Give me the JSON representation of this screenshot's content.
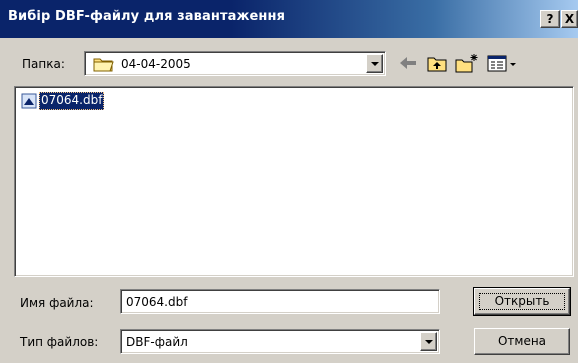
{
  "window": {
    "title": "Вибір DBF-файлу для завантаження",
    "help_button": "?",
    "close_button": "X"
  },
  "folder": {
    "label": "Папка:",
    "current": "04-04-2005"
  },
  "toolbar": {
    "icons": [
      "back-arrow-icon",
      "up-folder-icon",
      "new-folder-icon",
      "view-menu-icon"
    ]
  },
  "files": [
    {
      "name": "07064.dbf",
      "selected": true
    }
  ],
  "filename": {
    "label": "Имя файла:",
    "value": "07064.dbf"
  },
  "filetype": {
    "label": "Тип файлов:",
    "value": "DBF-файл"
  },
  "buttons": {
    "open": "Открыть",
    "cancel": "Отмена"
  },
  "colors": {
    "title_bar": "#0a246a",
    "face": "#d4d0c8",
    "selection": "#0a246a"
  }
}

# # #

### Description of the task
Go through the listing above and write it out again exactly, dropping the pictures.

### Task answer
Give me the JSON representation of this screenshot's content.
{
  "window": {
    "title": "Вибір DBF-файлу для завантаження",
    "help_button": "?",
    "close_button": "X"
  },
  "folder": {
    "label": "Папка:",
    "current": "04-04-2005"
  },
  "toolbar": {
    "icons": [
      "back-arrow-icon",
      "up-folder-icon",
      "new-folder-icon",
      "view-menu-icon"
    ]
  },
  "files": [
    {
      "name": "07064.dbf",
      "selected": true
    }
  ],
  "filename": {
    "label": "Имя файла:",
    "value": "07064.dbf"
  },
  "filetype": {
    "label": "Тип файлов:",
    "value": "DBF-файл"
  },
  "buttons": {
    "open": "Открыть",
    "cancel": "Отмена"
  },
  "colors": {
    "title_bar": "#0a246a",
    "face": "#d4d0c8",
    "selection": "#0a246a"
  }
}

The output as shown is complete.